> _Requirement_
Arrange all of the rows below as a numbered list, leaving out any blank lines.
═════ Dataset extract ═════
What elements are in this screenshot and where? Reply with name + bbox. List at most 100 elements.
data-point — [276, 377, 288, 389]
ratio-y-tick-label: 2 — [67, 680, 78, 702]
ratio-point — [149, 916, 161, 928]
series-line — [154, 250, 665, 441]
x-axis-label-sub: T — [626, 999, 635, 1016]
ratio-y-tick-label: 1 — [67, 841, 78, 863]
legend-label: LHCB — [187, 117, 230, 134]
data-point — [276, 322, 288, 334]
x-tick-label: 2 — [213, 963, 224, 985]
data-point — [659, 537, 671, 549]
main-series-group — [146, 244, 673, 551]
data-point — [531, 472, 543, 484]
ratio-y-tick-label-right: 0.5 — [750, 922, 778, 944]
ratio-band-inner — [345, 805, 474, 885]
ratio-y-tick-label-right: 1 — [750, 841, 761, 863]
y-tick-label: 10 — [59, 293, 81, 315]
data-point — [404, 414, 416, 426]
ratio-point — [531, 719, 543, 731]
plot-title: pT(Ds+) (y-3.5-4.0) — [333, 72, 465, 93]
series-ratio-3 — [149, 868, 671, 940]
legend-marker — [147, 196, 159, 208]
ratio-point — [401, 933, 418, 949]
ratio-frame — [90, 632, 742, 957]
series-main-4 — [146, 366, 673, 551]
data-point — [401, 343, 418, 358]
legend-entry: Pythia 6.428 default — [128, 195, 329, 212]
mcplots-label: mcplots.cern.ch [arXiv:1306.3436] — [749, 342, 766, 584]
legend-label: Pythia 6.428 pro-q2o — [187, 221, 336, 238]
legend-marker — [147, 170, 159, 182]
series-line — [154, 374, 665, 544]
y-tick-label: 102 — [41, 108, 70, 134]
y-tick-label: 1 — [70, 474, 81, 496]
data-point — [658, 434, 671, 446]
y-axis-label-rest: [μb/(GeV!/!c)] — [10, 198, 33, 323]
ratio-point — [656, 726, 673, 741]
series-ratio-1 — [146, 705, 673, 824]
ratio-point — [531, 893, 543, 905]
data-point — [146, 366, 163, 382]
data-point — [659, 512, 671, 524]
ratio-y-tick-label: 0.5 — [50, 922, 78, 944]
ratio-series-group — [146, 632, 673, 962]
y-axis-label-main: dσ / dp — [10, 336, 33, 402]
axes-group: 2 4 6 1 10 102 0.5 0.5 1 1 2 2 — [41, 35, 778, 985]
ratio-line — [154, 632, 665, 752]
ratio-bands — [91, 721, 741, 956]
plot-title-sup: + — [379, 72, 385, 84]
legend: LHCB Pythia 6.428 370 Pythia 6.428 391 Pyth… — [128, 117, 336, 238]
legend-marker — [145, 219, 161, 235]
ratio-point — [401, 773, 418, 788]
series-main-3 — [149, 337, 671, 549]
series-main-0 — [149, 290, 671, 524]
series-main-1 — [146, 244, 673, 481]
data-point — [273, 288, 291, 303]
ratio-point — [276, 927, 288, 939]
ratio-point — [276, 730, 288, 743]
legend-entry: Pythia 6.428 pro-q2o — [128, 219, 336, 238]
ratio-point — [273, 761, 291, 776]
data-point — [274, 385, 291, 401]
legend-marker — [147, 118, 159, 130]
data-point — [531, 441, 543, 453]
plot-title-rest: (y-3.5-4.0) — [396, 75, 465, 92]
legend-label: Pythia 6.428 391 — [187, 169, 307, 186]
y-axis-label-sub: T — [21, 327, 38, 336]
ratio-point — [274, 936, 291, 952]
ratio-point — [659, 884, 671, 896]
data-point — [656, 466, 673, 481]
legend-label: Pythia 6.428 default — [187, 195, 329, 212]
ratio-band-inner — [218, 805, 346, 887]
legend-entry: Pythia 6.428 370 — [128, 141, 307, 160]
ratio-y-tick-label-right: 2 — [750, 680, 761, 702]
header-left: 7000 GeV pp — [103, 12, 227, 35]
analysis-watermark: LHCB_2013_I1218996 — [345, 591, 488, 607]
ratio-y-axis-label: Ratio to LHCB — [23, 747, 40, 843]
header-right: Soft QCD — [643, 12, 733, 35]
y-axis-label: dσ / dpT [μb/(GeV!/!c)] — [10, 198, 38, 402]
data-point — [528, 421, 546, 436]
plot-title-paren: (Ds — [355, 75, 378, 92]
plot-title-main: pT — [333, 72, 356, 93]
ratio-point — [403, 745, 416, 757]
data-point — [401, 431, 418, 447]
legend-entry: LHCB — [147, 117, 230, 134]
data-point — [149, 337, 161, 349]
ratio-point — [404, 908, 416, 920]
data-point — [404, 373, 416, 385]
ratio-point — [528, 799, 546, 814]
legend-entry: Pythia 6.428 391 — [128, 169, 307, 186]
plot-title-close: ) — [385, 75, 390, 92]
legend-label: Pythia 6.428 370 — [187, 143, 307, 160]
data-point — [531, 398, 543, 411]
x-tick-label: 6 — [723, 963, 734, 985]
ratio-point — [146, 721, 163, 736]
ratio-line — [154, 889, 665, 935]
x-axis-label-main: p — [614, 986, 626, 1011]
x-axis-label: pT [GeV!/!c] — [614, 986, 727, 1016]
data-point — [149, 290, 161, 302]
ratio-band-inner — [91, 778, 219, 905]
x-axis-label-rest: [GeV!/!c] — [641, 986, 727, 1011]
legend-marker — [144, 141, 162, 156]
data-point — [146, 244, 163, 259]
═════
> _Solution for this task_
1. What elements are in this screenshot and where? Reply with name + bbox. List at most 100 elements.
2. data-point — [276, 377, 288, 389]
3. ratio-y-tick-label: 2 — [67, 680, 78, 702]
4. ratio-point — [149, 916, 161, 928]
5. series-line — [154, 250, 665, 441]
6. x-axis-label-sub: T — [626, 999, 635, 1016]
7. ratio-y-tick-label: 1 — [67, 841, 78, 863]
8. legend-label: LHCB — [187, 117, 230, 134]
9. data-point — [276, 322, 288, 334]
10. x-tick-label: 2 — [213, 963, 224, 985]
11. data-point — [659, 537, 671, 549]
12. main-series-group — [146, 244, 673, 551]
13. data-point — [531, 472, 543, 484]
14. ratio-y-tick-label-right: 0.5 — [750, 922, 778, 944]
15. ratio-band-inner — [345, 805, 474, 885]
16. ratio-y-tick-label-right: 1 — [750, 841, 761, 863]
17. y-tick-label: 10 — [59, 293, 81, 315]
18. data-point — [404, 414, 416, 426]
19. ratio-point — [531, 719, 543, 731]
20. plot-title: pT(Ds+) (y-3.5-4.0) — [333, 72, 465, 93]
21. series-ratio-3 — [149, 868, 671, 940]
22. legend-marker — [147, 196, 159, 208]
23. ratio-point — [401, 933, 418, 949]
24. ratio-frame — [90, 632, 742, 957]
25. series-main-4 — [146, 366, 673, 551]
26. data-point — [401, 343, 418, 358]
27. legend-entry: Pythia 6.428 default — [128, 195, 329, 212]
28. mcplots-label: mcplots.cern.ch [arXiv:1306.3436] — [749, 342, 766, 584]
29. legend-label: Pythia 6.428 pro-q2o — [187, 221, 336, 238]
30. legend-marker — [147, 170, 159, 182]
31. series-line — [154, 374, 665, 544]
32. y-tick-label: 102 — [41, 108, 70, 134]
33. y-tick-label: 1 — [70, 474, 81, 496]
34. data-point — [658, 434, 671, 446]
35. y-axis-label-rest: [μb/(GeV!/!c)] — [10, 198, 33, 323]
36. ratio-point — [656, 726, 673, 741]
37. series-ratio-1 — [146, 705, 673, 824]
38. ratio-point — [531, 893, 543, 905]
39. data-point — [146, 366, 163, 382]
40. data-point — [659, 512, 671, 524]
41. ratio-y-tick-label: 0.5 — [50, 922, 78, 944]
42. ratio-series-group — [146, 632, 673, 962]
43. y-axis-label-main: dσ / dp — [10, 336, 33, 402]
44. axes-group: 2 4 6 1 10 102 0.5 0.5 1 1 2 2 — [41, 35, 778, 985]
45. ratio-line — [154, 632, 665, 752]
46. ratio-bands — [91, 721, 741, 956]
47. plot-title-sup: + — [379, 72, 385, 84]
48. legend: LHCB Pythia 6.428 370 Pythia 6.428 391 Pyth… — [128, 117, 336, 238]
49. legend-marker — [145, 219, 161, 235]
50. ratio-point — [401, 773, 418, 788]
51. series-main-3 — [149, 337, 671, 549]
52. series-main-0 — [149, 290, 671, 524]
53. series-main-1 — [146, 244, 673, 481]
54. data-point — [273, 288, 291, 303]
55. ratio-point — [276, 927, 288, 939]
56. ratio-point — [276, 730, 288, 743]
57. legend-entry: Pythia 6.428 pro-q2o — [128, 219, 336, 238]
58. ratio-point — [273, 761, 291, 776]
59. data-point — [274, 385, 291, 401]
60. legend-marker — [147, 118, 159, 130]
61. data-point — [531, 441, 543, 453]
62. plot-title-rest: (y-3.5-4.0) — [396, 75, 465, 92]
63. legend-label: Pythia 6.428 391 — [187, 169, 307, 186]
64. y-axis-label-sub: T — [21, 327, 38, 336]
65. ratio-point — [274, 936, 291, 952]
66. ratio-point — [659, 884, 671, 896]
67. data-point — [656, 466, 673, 481]
68. legend-label: Pythia 6.428 default — [187, 195, 329, 212]
69. ratio-band-inner — [218, 805, 346, 887]
70. legend-entry: Pythia 6.428 370 — [128, 141, 307, 160]
71. ratio-y-tick-label-right: 2 — [750, 680, 761, 702]
72. header-left: 7000 GeV pp — [103, 12, 227, 35]
73. analysis-watermark: LHCB_2013_I1218996 — [345, 591, 488, 607]
74. ratio-y-axis-label: Ratio to LHCB — [23, 747, 40, 843]
75. header-right: Soft QCD — [643, 12, 733, 35]
76. y-axis-label: dσ / dpT [μb/(GeV!/!c)] — [10, 198, 38, 402]
77. data-point — [528, 421, 546, 436]
78. plot-title-paren: (Ds — [355, 75, 378, 92]
79. plot-title-main: pT — [333, 72, 356, 93]
80. ratio-point — [403, 745, 416, 757]
81. data-point — [401, 431, 418, 447]
82. legend-entry: LHCB — [147, 117, 230, 134]
83. data-point — [149, 337, 161, 349]
84. ratio-point — [404, 908, 416, 920]
85. data-point — [404, 373, 416, 385]
86. ratio-point — [528, 799, 546, 814]
87. legend-entry: Pythia 6.428 391 — [128, 169, 307, 186]
88. plot-title-close: ) — [385, 75, 390, 92]
89. legend-label: Pythia 6.428 370 — [187, 143, 307, 160]
90. data-point — [531, 398, 543, 411]
91. x-tick-label: 6 — [723, 963, 734, 985]
92. ratio-point — [146, 721, 163, 736]
93. ratio-line — [154, 889, 665, 935]
94. x-axis-label-main: p — [614, 986, 626, 1011]
95. x-axis-label: pT [GeV!/!c] — [614, 986, 727, 1016]
96. data-point — [149, 290, 161, 302]
97. ratio-band-inner — [91, 778, 219, 905]
98. x-axis-label-rest: [GeV!/!c] — [641, 986, 727, 1011]
99. legend-marker — [144, 141, 162, 156]
100. data-point — [146, 244, 163, 259]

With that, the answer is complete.